Make an exact copy of all the entries, but do not reproduce the pictures.
_ _ _ _
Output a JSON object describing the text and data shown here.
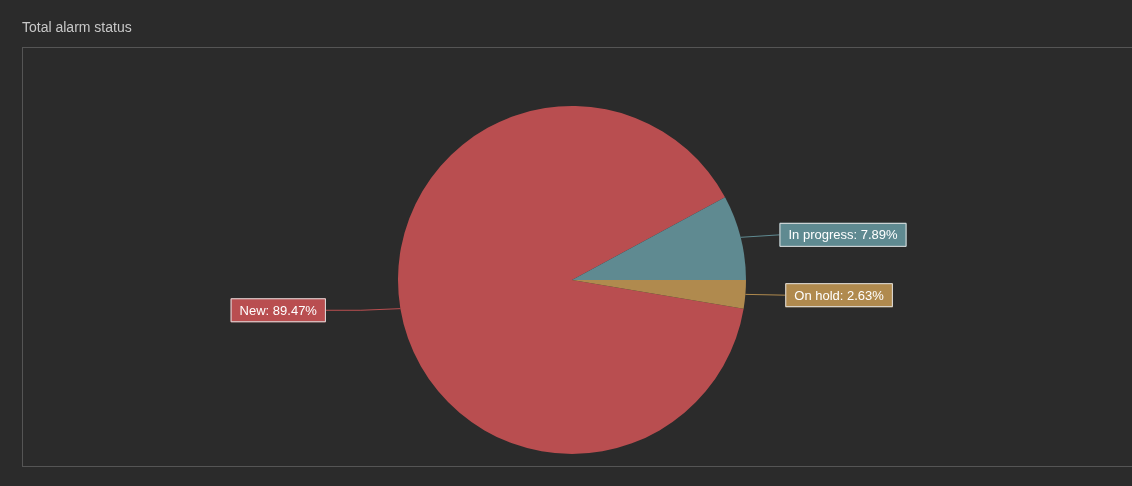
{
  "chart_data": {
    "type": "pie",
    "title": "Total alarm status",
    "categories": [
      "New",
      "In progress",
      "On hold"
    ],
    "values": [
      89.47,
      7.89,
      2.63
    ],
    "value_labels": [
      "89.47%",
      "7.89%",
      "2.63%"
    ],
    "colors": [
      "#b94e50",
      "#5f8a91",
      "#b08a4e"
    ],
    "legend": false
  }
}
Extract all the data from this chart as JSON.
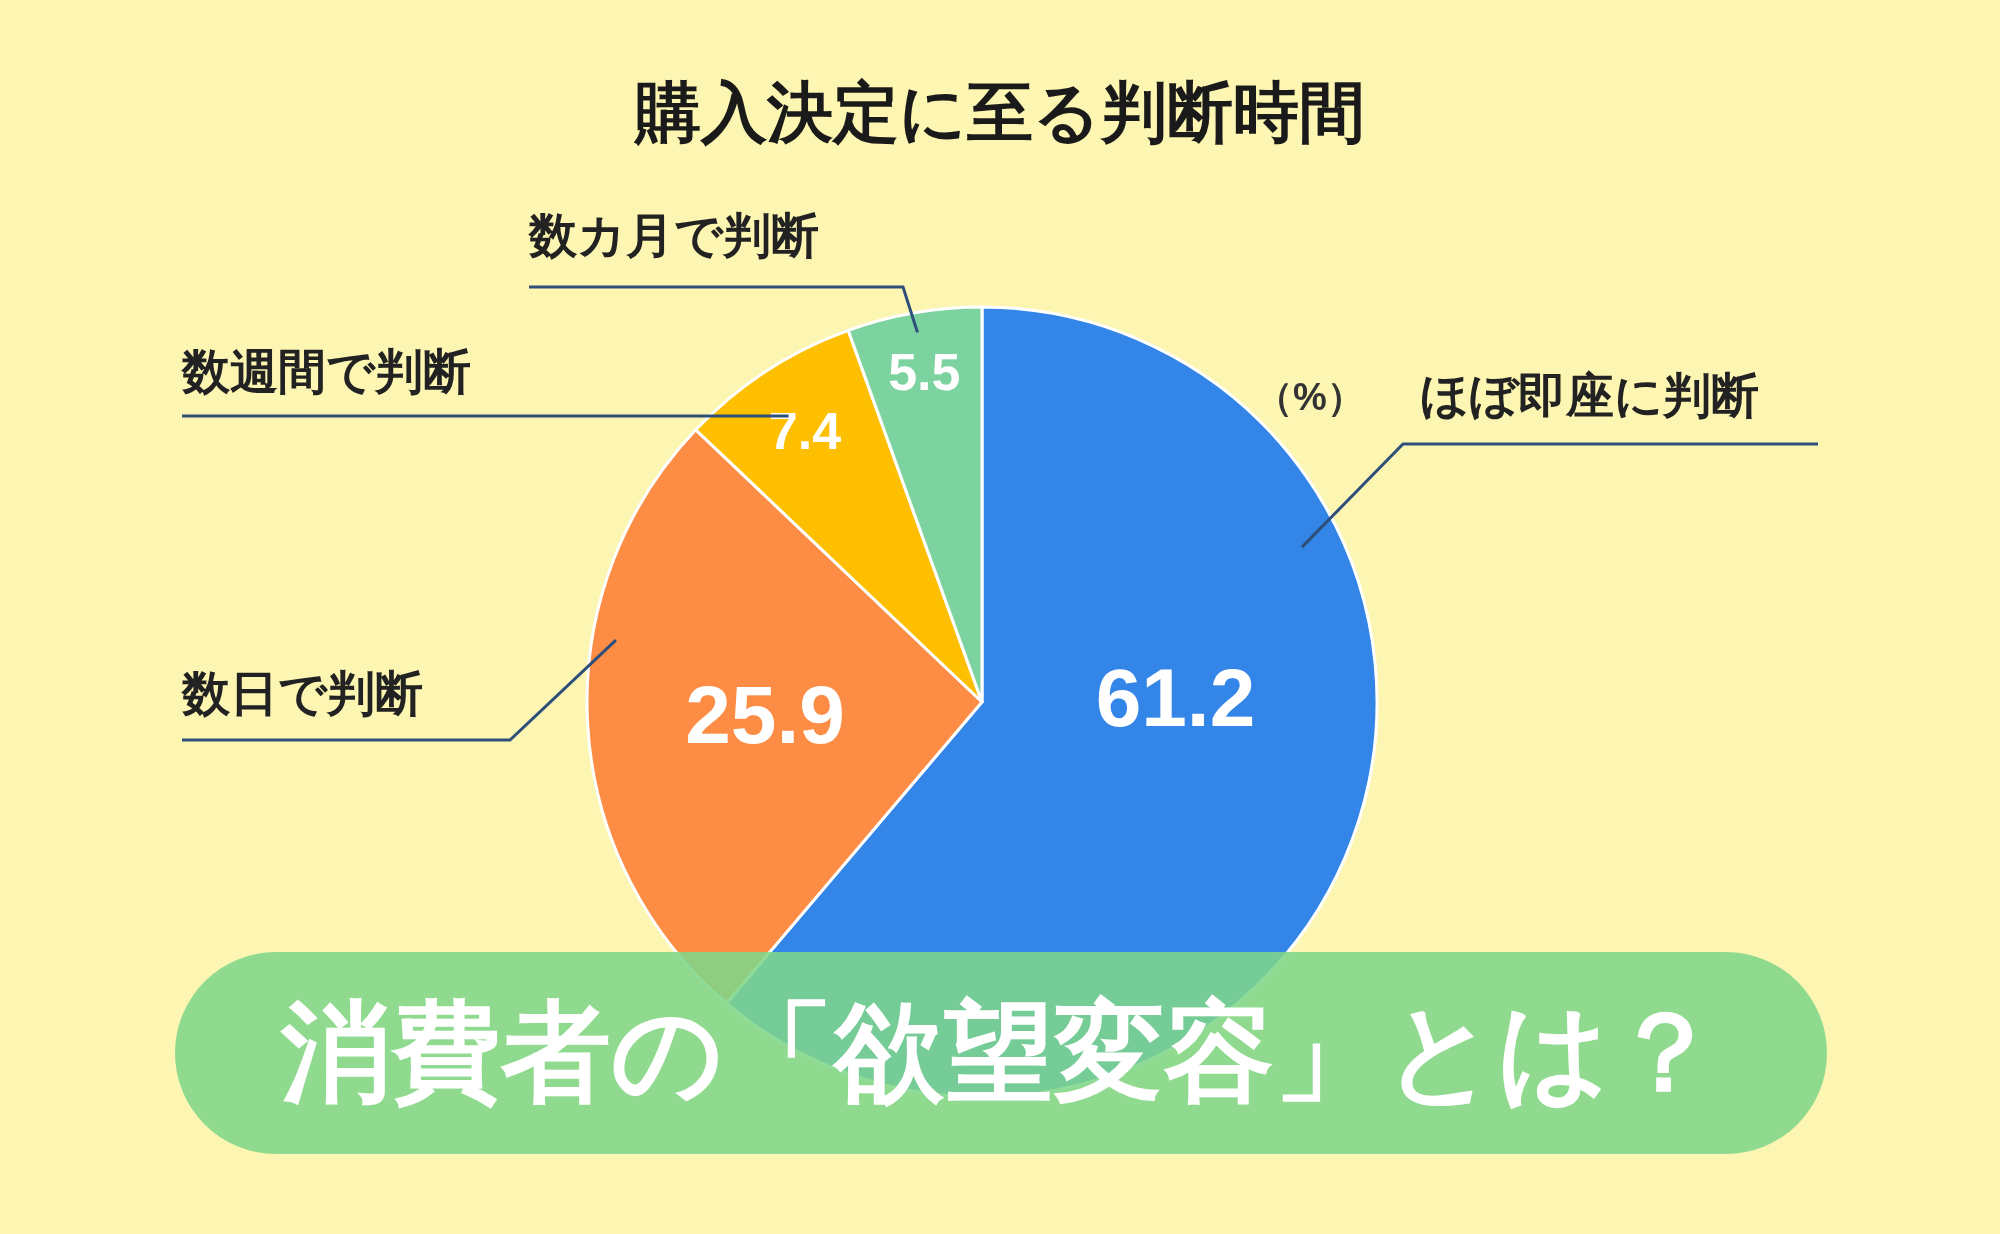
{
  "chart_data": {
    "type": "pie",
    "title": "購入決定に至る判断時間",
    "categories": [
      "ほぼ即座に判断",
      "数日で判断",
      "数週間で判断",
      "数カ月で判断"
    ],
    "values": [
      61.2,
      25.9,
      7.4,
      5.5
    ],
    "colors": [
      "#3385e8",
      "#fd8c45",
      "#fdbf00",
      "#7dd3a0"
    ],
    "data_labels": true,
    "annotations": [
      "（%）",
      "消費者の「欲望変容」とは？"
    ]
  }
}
_ _ _ _
### Full answer
Output a JSON object describing the text and data shown here.
{
  "chart_data": {
    "type": "pie",
    "title": "Total alarm status",
    "categories": [
      "New",
      "In progress",
      "On hold"
    ],
    "values": [
      89.47,
      7.89,
      2.63
    ],
    "value_labels": [
      "89.47%",
      "7.89%",
      "2.63%"
    ],
    "colors": [
      "#b94e50",
      "#5f8a91",
      "#b08a4e"
    ],
    "legend": false
  }
}
Extract all the data from this chart as JSON.
{
  "chart_data": {
    "type": "pie",
    "title": "購入決定に至る判断時間",
    "categories": [
      "ほぼ即座に判断",
      "数日で判断",
      "数週間で判断",
      "数カ月で判断"
    ],
    "values": [
      61.2,
      25.9,
      7.4,
      5.5
    ],
    "colors": [
      "#3385e8",
      "#fd8c45",
      "#fdbf00",
      "#7dd3a0"
    ],
    "data_labels": true,
    "annotations": [
      "（%）",
      "消費者の「欲望変容」とは？"
    ]
  }
}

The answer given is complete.